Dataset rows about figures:
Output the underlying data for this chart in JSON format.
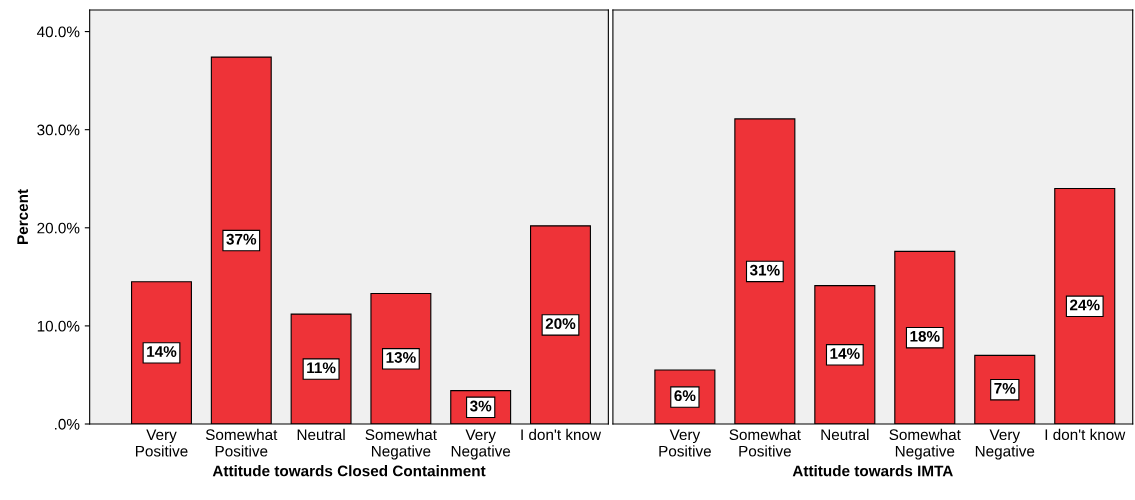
{
  "chart_data": [
    {
      "type": "bar",
      "xlabel": "Attitude towards Closed Containment",
      "ylabel": "Percent",
      "categories": [
        "Very\nPositive",
        "Somewhat\nPositive",
        "Neutral",
        "Somewhat\nNegative",
        "Very\nNegative",
        "I don't know"
      ],
      "values": [
        14.5,
        37.4,
        11.2,
        13.3,
        3.4,
        20.2
      ],
      "value_labels": [
        "14%",
        "37%",
        "11%",
        "13%",
        "3%",
        "20%"
      ],
      "color": "#ee3338",
      "ylim": [
        0,
        42.2
      ],
      "yticks": [
        {
          "value": 0,
          "label": ".0%"
        },
        {
          "value": 10,
          "label": "10.0%"
        },
        {
          "value": 20,
          "label": "20.0%"
        },
        {
          "value": 30,
          "label": "30.0%"
        },
        {
          "value": 40,
          "label": "40.0%"
        }
      ],
      "grid": false,
      "legend": false
    },
    {
      "type": "bar",
      "xlabel": "Attitude towards IMTA",
      "categories": [
        "Very\nPositive",
        "Somewhat\nPositive",
        "Neutral",
        "Somewhat\nNegative",
        "Very\nNegative",
        "I don't know"
      ],
      "values": [
        5.5,
        31.1,
        14.1,
        17.6,
        7.0,
        24.0
      ],
      "value_labels": [
        "6%",
        "31%",
        "14%",
        "18%",
        "7%",
        "24%"
      ],
      "color": "#ee3338",
      "ylim": [
        0,
        42.2
      ],
      "tick_labels": "x",
      "grid": false,
      "legend": false
    }
  ]
}
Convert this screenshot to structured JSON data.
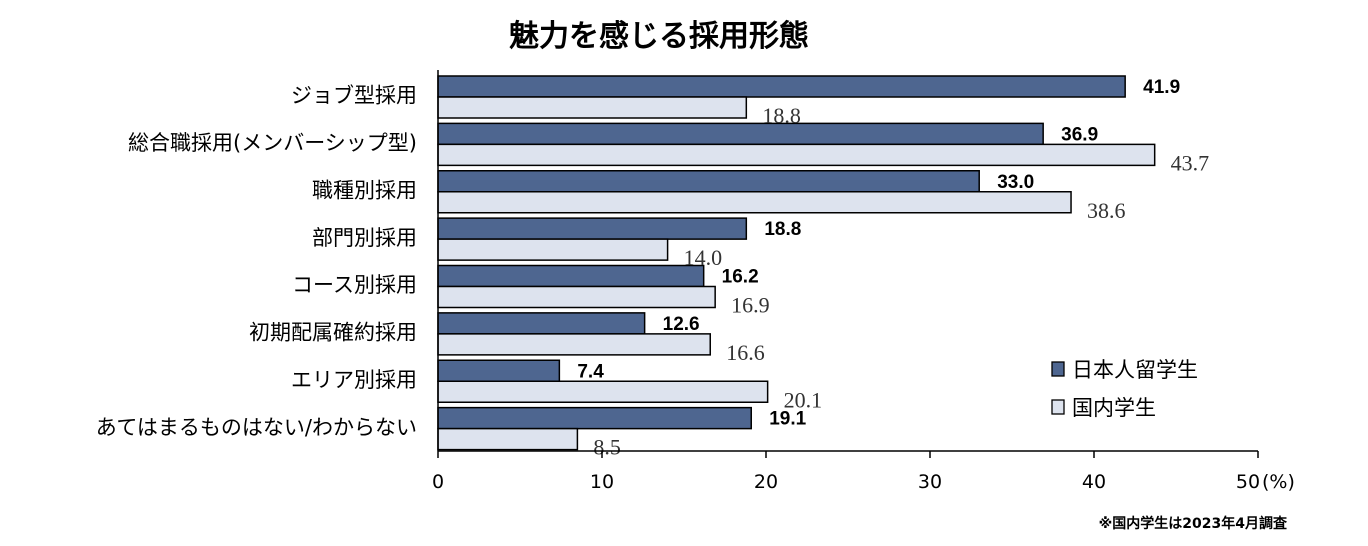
{
  "chart_data": {
    "type": "bar",
    "orientation": "horizontal",
    "title": "魅力を感じる採用形態",
    "categories": [
      "ジョブ型採用",
      "総合職採用(メンバーシップ型)",
      "職種別採用",
      "部門別採用",
      "コース別採用",
      "初期配属確約採用",
      "エリア別採用",
      "あてはまるものはない/わからない"
    ],
    "series": [
      {
        "name": "日本人留学生",
        "color": "#4e6690",
        "values": [
          41.9,
          36.9,
          33.0,
          18.8,
          16.2,
          12.6,
          7.4,
          19.1
        ],
        "labels": [
          "41.9",
          "36.9",
          "33.0",
          "18.8",
          "16.2",
          "12.6",
          "7.4",
          "19.1"
        ]
      },
      {
        "name": "国内学生",
        "color": "#dde3ee",
        "values": [
          18.8,
          43.7,
          38.6,
          14.0,
          16.9,
          16.6,
          20.1,
          8.5
        ],
        "labels": [
          "18.8",
          "43.7",
          "38.6",
          "14.0",
          "16.9",
          "16.6",
          "20.1",
          "8.5"
        ]
      }
    ],
    "xlim": [
      0,
      50
    ],
    "xticks": [
      "0",
      "10",
      "20",
      "30",
      "40",
      "50"
    ],
    "xunit": "(%)",
    "legend": "bottom-right",
    "note": "※国内学生は2023年4月調査"
  }
}
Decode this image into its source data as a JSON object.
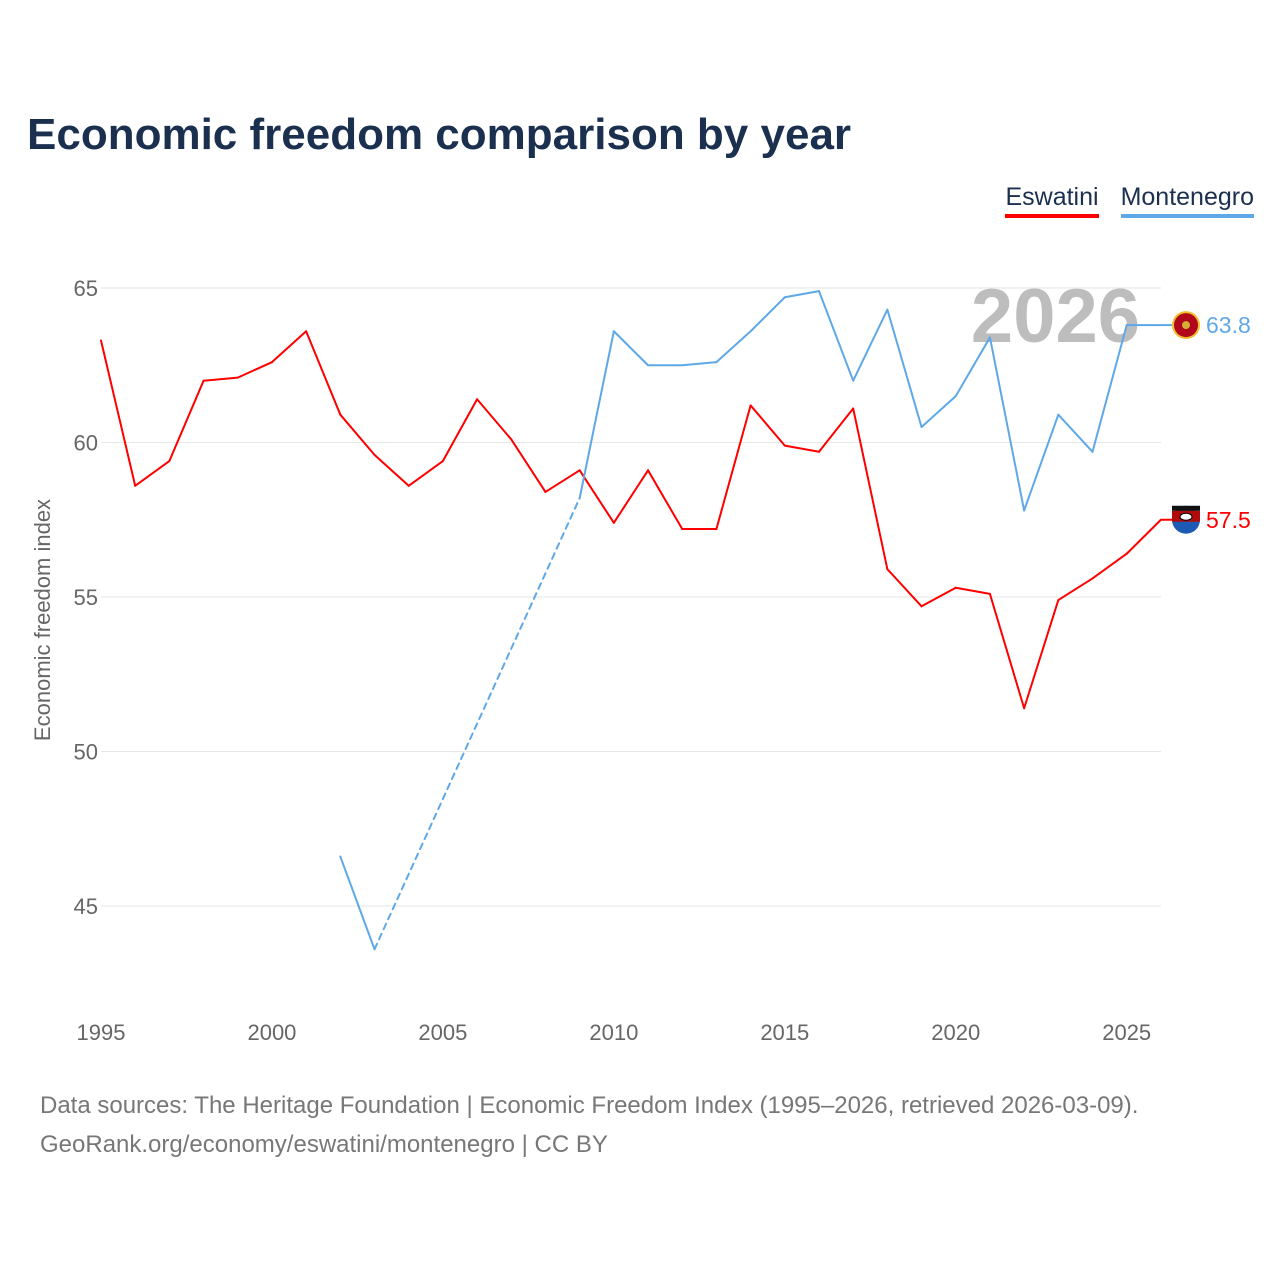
{
  "chart_data": {
    "type": "line",
    "title": "Economic freedom comparison by year",
    "xlabel": "",
    "ylabel": "Economic freedom index",
    "xlim": [
      1995,
      2026
    ],
    "ylim": [
      42,
      67
    ],
    "yticks": [
      45,
      50,
      55,
      60,
      65
    ],
    "xticks": [
      1995,
      2000,
      2005,
      2010,
      2015,
      2020,
      2025
    ],
    "grid": true,
    "legend_position": "top-right",
    "year_watermark": "2026",
    "x": [
      1995,
      1996,
      1997,
      1998,
      1999,
      2000,
      2001,
      2002,
      2003,
      2004,
      2005,
      2006,
      2007,
      2008,
      2009,
      2010,
      2011,
      2012,
      2013,
      2014,
      2015,
      2016,
      2017,
      2018,
      2019,
      2020,
      2021,
      2022,
      2023,
      2024,
      2025,
      2026
    ],
    "series": [
      {
        "name": "Eswatini",
        "color": "#ff0000",
        "end_label": "57.5",
        "values": [
          63.3,
          58.6,
          59.4,
          62.0,
          62.1,
          62.6,
          63.6,
          60.9,
          59.6,
          58.6,
          59.4,
          61.4,
          60.1,
          58.4,
          59.1,
          57.4,
          59.1,
          57.2,
          57.2,
          61.2,
          59.9,
          59.7,
          61.1,
          55.9,
          54.7,
          55.3,
          55.1,
          51.4,
          54.9,
          55.6,
          56.4,
          57.5
        ]
      },
      {
        "name": "Montenegro",
        "color": "#5fa8e8",
        "end_label": "63.8",
        "values": [
          null,
          null,
          null,
          null,
          null,
          null,
          null,
          46.6,
          43.6,
          null,
          null,
          null,
          null,
          null,
          58.2,
          63.6,
          62.5,
          62.5,
          62.6,
          63.6,
          64.7,
          64.9,
          62.0,
          64.3,
          60.5,
          61.5,
          63.4,
          57.8,
          60.9,
          59.7,
          63.8,
          63.8
        ]
      }
    ]
  },
  "footer": {
    "line1": "Data sources: The Heritage Foundation | Economic Freedom Index (1995–2026, retrieved 2026-03-09).",
    "line2": "GeoRank.org/economy/eswatini/montenegro | CC BY"
  }
}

* TASK BRIEF
Repeat the records above exactly, leaving out any pictures they contain.

* RESULT BELOW
Output the underlying data for this chart in JSON format.
{
  "chart_data": [
    {
      "type": "bar",
      "xlabel": "Attitude towards Closed Containment",
      "ylabel": "Percent",
      "categories": [
        "Very\nPositive",
        "Somewhat\nPositive",
        "Neutral",
        "Somewhat\nNegative",
        "Very\nNegative",
        "I don't know"
      ],
      "values": [
        14.5,
        37.4,
        11.2,
        13.3,
        3.4,
        20.2
      ],
      "value_labels": [
        "14%",
        "37%",
        "11%",
        "13%",
        "3%",
        "20%"
      ],
      "color": "#ee3338",
      "ylim": [
        0,
        42.2
      ],
      "yticks": [
        {
          "value": 0,
          "label": ".0%"
        },
        {
          "value": 10,
          "label": "10.0%"
        },
        {
          "value": 20,
          "label": "20.0%"
        },
        {
          "value": 30,
          "label": "30.0%"
        },
        {
          "value": 40,
          "label": "40.0%"
        }
      ],
      "grid": false,
      "legend": false
    },
    {
      "type": "bar",
      "xlabel": "Attitude towards IMTA",
      "categories": [
        "Very\nPositive",
        "Somewhat\nPositive",
        "Neutral",
        "Somewhat\nNegative",
        "Very\nNegative",
        "I don't know"
      ],
      "values": [
        5.5,
        31.1,
        14.1,
        17.6,
        7.0,
        24.0
      ],
      "value_labels": [
        "6%",
        "31%",
        "14%",
        "18%",
        "7%",
        "24%"
      ],
      "color": "#ee3338",
      "ylim": [
        0,
        42.2
      ],
      "tick_labels": "x",
      "grid": false,
      "legend": false
    }
  ]
}
Convert this screenshot to structured JSON data.
{
  "chart_data": {
    "type": "bar",
    "orientation": "horizontal",
    "title": "魅力を感じる採用形態",
    "categories": [
      "ジョブ型採用",
      "総合職採用(メンバーシップ型)",
      "職種別採用",
      "部門別採用",
      "コース別採用",
      "初期配属確約採用",
      "エリア別採用",
      "あてはまるものはない/わからない"
    ],
    "series": [
      {
        "name": "日本人留学生",
        "color": "#4e6690",
        "values": [
          41.9,
          36.9,
          33.0,
          18.8,
          16.2,
          12.6,
          7.4,
          19.1
        ],
        "labels": [
          "41.9",
          "36.9",
          "33.0",
          "18.8",
          "16.2",
          "12.6",
          "7.4",
          "19.1"
        ]
      },
      {
        "name": "国内学生",
        "color": "#dde3ee",
        "values": [
          18.8,
          43.7,
          38.6,
          14.0,
          16.9,
          16.6,
          20.1,
          8.5
        ],
        "labels": [
          "18.8",
          "43.7",
          "38.6",
          "14.0",
          "16.9",
          "16.6",
          "20.1",
          "8.5"
        ]
      }
    ],
    "xlim": [
      0,
      50
    ],
    "xticks": [
      "0",
      "10",
      "20",
      "30",
      "40",
      "50"
    ],
    "xunit": "(%)",
    "legend": "bottom-right",
    "note": "※国内学生は2023年4月調査"
  }
}
Decode this image into its source data as a JSON object.
{
  "chart_data": {
    "type": "line",
    "title": "Economic freedom comparison by year",
    "xlabel": "",
    "ylabel": "Economic freedom index",
    "xlim": [
      1995,
      2026
    ],
    "ylim": [
      42,
      67
    ],
    "yticks": [
      45,
      50,
      55,
      60,
      65
    ],
    "xticks": [
      1995,
      2000,
      2005,
      2010,
      2015,
      2020,
      2025
    ],
    "grid": true,
    "legend_position": "top-right",
    "year_watermark": "2026",
    "x": [
      1995,
      1996,
      1997,
      1998,
      1999,
      2000,
      2001,
      2002,
      2003,
      2004,
      2005,
      2006,
      2007,
      2008,
      2009,
      2010,
      2011,
      2012,
      2013,
      2014,
      2015,
      2016,
      2017,
      2018,
      2019,
      2020,
      2021,
      2022,
      2023,
      2024,
      2025,
      2026
    ],
    "series": [
      {
        "name": "Eswatini",
        "color": "#ff0000",
        "end_label": "57.5",
        "values": [
          63.3,
          58.6,
          59.4,
          62.0,
          62.1,
          62.6,
          63.6,
          60.9,
          59.6,
          58.6,
          59.4,
          61.4,
          60.1,
          58.4,
          59.1,
          57.4,
          59.1,
          57.2,
          57.2,
          61.2,
          59.9,
          59.7,
          61.1,
          55.9,
          54.7,
          55.3,
          55.1,
          51.4,
          54.9,
          55.6,
          56.4,
          57.5
        ]
      },
      {
        "name": "Montenegro",
        "color": "#5fa8e8",
        "end_label": "63.8",
        "values": [
          null,
          null,
          null,
          null,
          null,
          null,
          null,
          46.6,
          43.6,
          null,
          null,
          null,
          null,
          null,
          58.2,
          63.6,
          62.5,
          62.5,
          62.6,
          63.6,
          64.7,
          64.9,
          62.0,
          64.3,
          60.5,
          61.5,
          63.4,
          57.8,
          60.9,
          59.7,
          63.8,
          63.8
        ]
      }
    ]
  },
  "footer": {
    "line1": "Data sources: The Heritage Foundation | Economic Freedom Index (1995–2026, retrieved 2026-03-09).",
    "line2": "GeoRank.org/economy/eswatini/montenegro | CC BY"
  }
}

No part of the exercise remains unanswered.